++++ Supplied data

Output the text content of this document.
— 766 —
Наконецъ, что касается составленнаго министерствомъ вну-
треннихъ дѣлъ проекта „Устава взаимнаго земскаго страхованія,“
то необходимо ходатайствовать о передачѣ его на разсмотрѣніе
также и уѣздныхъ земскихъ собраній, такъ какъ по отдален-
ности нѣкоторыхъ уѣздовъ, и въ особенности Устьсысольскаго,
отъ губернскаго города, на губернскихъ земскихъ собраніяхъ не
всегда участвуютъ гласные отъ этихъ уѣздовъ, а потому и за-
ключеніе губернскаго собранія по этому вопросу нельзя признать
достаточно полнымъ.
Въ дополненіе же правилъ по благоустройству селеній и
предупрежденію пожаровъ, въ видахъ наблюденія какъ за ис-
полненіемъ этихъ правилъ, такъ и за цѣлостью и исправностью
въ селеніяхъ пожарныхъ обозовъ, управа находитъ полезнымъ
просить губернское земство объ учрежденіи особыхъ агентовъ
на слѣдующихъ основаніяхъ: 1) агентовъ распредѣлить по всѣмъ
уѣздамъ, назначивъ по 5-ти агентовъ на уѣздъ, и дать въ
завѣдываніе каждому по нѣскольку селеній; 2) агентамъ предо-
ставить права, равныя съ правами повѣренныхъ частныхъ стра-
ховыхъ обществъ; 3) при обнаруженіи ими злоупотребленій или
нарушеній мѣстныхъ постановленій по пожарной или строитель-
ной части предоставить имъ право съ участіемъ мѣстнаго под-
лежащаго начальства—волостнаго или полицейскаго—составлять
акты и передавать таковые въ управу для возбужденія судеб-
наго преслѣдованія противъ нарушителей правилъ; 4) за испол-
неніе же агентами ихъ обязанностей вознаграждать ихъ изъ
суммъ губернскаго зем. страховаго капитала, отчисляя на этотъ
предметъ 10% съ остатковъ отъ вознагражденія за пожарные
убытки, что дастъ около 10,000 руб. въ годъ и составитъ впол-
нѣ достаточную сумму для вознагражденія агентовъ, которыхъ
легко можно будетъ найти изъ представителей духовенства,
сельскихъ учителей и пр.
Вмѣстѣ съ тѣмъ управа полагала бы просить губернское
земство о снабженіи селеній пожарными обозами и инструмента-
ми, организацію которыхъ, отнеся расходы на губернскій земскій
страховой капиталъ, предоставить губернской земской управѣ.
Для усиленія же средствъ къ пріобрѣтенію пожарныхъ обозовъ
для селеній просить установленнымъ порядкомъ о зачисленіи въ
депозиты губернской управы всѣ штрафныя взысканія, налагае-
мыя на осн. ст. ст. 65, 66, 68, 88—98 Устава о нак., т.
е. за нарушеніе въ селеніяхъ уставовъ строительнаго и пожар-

++++++++

§ **Set task**
Repeat the listing in full, keeping every line exactly as it is.

§ **Solution for this problem**
Output the text content of this document.
— 766 —
Наконецъ, что касается составленнаго министерствомъ вну-
треннихъ дѣлъ проекта „Устава взаимнаго земскаго страхованія,“
то необходимо ходатайствовать о передачѣ его на разсмотрѣніе
также и уѣздныхъ земскихъ собраній, такъ какъ по отдален-
ности нѣкоторыхъ уѣздовъ, и въ особенности Устьсысольскаго,
отъ губернскаго города, на губернскихъ земскихъ собраніяхъ не
всегда участвуютъ гласные отъ этихъ уѣздовъ, а потому и за-
ключеніе губернскаго собранія по этому вопросу нельзя признать
достаточно полнымъ.
Въ дополненіе же правилъ по благоустройству селеній и
предупрежденію пожаровъ, въ видахъ наблюденія какъ за ис-
полненіемъ этихъ правилъ, такъ и за цѣлостью и исправностью
въ селеніяхъ пожарныхъ обозовъ, управа находитъ полезнымъ
просить губернское земство объ учрежденіи особыхъ агентовъ
на слѣдующихъ основаніяхъ: 1) агентовъ распредѣлить по всѣмъ
уѣздамъ, назначивъ по 5-ти агентовъ на уѣздъ, и дать въ
завѣдываніе каждому по нѣскольку селеній; 2) агентамъ предо-
ставить права, равныя съ правами повѣренныхъ частныхъ стра-
ховыхъ обществъ; 3) при обнаруженіи ими злоупотребленій или
нарушеній мѣстныхъ постановленій по пожарной или строитель-
ной части предоставить имъ право съ участіемъ мѣстнаго под-
лежащаго начальства—волостнаго или полицейскаго—составлять
акты и передавать таковые въ управу для возбужденія судеб-
наго преслѣдованія противъ нарушителей правилъ; 4) за испол-
неніе же агентами ихъ обязанностей вознаграждать ихъ изъ
суммъ губернскаго зем. страховаго капитала, отчисляя на этотъ
предметъ 10% съ остатковъ отъ вознагражденія за пожарные
убытки, что дастъ около 10,000 руб. въ годъ и составитъ впол-
нѣ достаточную сумму для вознагражденія агентовъ, которыхъ
легко можно будетъ найти изъ представителей духовенства,
сельскихъ учителей и пр.
Вмѣстѣ съ тѣмъ управа полагала бы просить губернское
земство о снабженіи селеній пожарными обозами и инструмента-
ми, организацію которыхъ, отнеся расходы на губернскій земскій
страховой капиталъ, предоставить губернской земской управѣ.
Для усиленія же средствъ къ пріобрѣтенію пожарныхъ обозовъ
для селеній просить установленнымъ порядкомъ о зачисленіи въ
депозиты губернской управы всѣ штрафныя взысканія, налагае-
мыя на осн. ст. ст. 65, 66, 68, 88—98 Устава о нак., т.
е. за нарушеніе въ селеніяхъ уставовъ строительнаго и пожар-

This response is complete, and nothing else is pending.